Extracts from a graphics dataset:

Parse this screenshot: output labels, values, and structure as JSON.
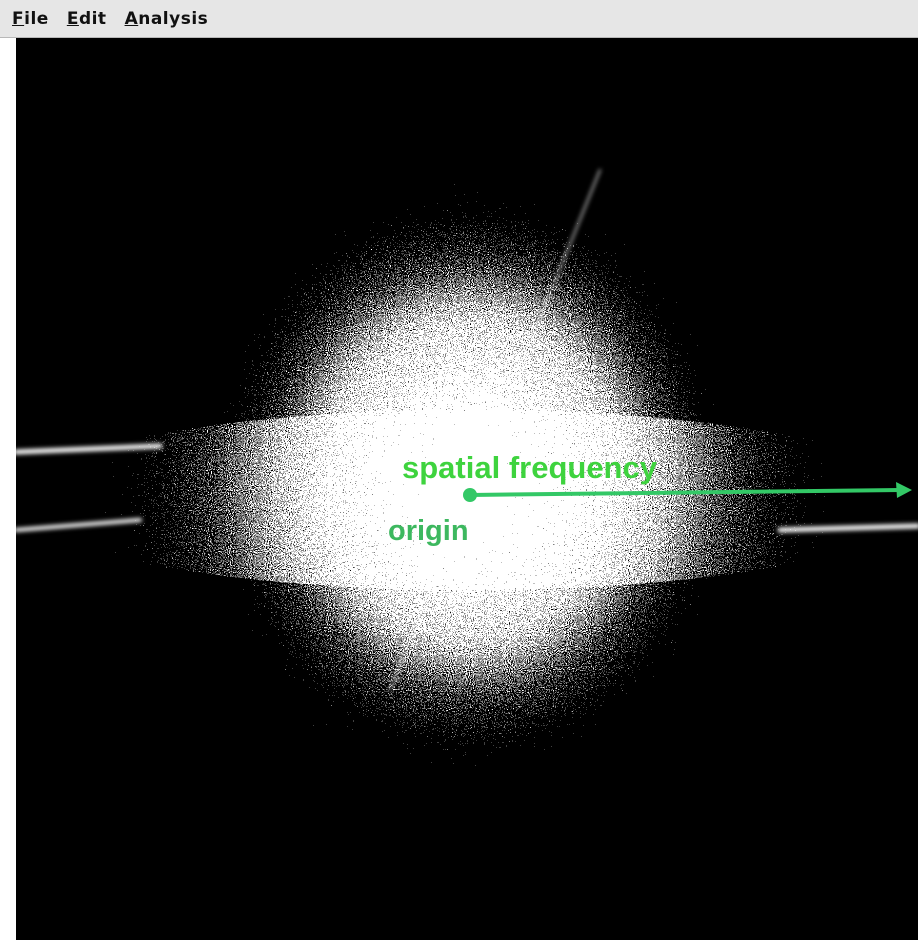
{
  "menu": {
    "items": [
      "File",
      "Edit",
      "Analysis"
    ]
  },
  "annotations": {
    "arrow_label": "spatial frequency",
    "origin_label": "origin"
  }
}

=== What to produce ===
Return each line from the material above exactly, but not the pictures.

=== Response below ===
Parse this screenshot: output labels, values, and structure as JSON.
{
  "menu": {
    "items": [
      "File",
      "Edit",
      "Analysis"
    ]
  },
  "annotations": {
    "arrow_label": "spatial frequency",
    "origin_label": "origin"
  }
}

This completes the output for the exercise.